Exercise goal —
From the line that includes "Read out every word on this page." to the last line of the data, quote each line precisely; both boundary lines belong in the answer.

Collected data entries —
____
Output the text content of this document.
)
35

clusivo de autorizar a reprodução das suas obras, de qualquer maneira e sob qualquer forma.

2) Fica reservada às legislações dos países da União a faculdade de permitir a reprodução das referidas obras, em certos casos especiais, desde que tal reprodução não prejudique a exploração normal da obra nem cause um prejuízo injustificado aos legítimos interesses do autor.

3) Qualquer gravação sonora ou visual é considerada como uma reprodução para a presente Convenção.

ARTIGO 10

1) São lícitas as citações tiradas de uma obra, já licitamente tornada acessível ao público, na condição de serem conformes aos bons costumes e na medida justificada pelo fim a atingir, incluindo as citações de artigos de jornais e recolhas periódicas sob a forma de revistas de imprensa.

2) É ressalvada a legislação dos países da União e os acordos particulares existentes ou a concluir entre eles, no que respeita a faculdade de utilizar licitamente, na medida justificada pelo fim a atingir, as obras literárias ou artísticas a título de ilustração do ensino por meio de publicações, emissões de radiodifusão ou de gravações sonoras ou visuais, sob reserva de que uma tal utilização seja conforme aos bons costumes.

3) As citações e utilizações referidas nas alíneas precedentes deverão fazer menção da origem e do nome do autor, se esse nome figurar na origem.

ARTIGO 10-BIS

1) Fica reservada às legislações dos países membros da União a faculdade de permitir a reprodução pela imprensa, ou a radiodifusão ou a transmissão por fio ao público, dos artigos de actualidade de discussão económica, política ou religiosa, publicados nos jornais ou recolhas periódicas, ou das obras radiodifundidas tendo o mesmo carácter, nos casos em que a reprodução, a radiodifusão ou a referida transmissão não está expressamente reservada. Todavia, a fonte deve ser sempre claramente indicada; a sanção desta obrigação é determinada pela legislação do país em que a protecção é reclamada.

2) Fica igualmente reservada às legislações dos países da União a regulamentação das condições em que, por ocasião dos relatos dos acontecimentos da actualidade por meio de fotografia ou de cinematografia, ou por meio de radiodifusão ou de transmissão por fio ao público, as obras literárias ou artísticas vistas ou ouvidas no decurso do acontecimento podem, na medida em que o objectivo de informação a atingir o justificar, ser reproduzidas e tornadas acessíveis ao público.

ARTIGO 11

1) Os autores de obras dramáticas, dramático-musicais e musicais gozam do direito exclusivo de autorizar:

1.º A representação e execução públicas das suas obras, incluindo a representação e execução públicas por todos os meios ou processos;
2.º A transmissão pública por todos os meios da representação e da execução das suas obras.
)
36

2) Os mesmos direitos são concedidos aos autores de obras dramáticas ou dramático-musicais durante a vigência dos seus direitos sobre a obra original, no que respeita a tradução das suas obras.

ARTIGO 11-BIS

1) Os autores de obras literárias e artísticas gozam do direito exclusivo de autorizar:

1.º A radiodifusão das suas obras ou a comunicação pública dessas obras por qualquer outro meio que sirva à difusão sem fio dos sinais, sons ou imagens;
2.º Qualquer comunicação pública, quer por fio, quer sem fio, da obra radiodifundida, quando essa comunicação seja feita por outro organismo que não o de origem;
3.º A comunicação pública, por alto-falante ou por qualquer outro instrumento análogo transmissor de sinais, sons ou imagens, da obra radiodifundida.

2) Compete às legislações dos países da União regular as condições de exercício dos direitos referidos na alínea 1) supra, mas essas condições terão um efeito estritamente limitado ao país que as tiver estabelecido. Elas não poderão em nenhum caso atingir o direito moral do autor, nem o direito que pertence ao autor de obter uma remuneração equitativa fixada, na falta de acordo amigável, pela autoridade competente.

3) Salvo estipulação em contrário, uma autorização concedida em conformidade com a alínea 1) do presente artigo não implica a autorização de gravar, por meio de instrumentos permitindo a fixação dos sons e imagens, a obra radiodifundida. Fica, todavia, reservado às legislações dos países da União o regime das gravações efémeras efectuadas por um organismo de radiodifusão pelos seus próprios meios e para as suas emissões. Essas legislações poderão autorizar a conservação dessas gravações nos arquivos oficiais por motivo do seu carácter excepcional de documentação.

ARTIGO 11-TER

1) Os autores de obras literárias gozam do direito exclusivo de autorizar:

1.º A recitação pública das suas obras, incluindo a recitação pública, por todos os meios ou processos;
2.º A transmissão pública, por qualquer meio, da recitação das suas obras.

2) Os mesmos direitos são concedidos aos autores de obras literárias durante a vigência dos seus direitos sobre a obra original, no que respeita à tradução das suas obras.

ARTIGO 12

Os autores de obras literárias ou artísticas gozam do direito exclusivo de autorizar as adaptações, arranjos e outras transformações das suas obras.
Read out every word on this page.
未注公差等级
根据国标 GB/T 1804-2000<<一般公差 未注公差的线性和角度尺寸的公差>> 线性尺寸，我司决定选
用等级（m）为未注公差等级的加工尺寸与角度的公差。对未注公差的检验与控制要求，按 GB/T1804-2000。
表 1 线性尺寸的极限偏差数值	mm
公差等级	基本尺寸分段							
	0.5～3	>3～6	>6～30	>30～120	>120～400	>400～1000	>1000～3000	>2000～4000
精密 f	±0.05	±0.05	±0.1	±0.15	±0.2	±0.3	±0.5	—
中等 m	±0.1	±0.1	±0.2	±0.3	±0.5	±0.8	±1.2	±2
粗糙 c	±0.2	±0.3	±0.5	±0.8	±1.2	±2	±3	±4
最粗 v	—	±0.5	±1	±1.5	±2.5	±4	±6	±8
____
Output —
Read out every word on this page.
未注公差等级
根据国标 GB/T 1804-2000<<一般公差 未注公差的线性和角度尺寸的公差>> 线性尺寸，我司决定选
用等级（m）为未注公差等级的加工尺寸与角度的公差。对未注公差的检验与控制要求，按 GB/T1804-2000。
表 1 线性尺寸的极限偏差数值	mm
公差等级	基本尺寸分段							
	0.5～3	>3～6	>6～30	>30～120	>120～400	>400～1000	>1000～3000	>2000～4000
精密 f	±0.05	±0.05	±0.1	±0.15	±0.2	±0.3	±0.5	—
中等 m	±0.1	±0.1	±0.2	±0.3	±0.5	±0.8	±1.2	±2
粗糙 c	±0.2	±0.3	±0.5	±0.8	±1.2	±2	±3	±4
最粗 v	—	±0.5	±1	±1.5	±2.5	±4	±6	±8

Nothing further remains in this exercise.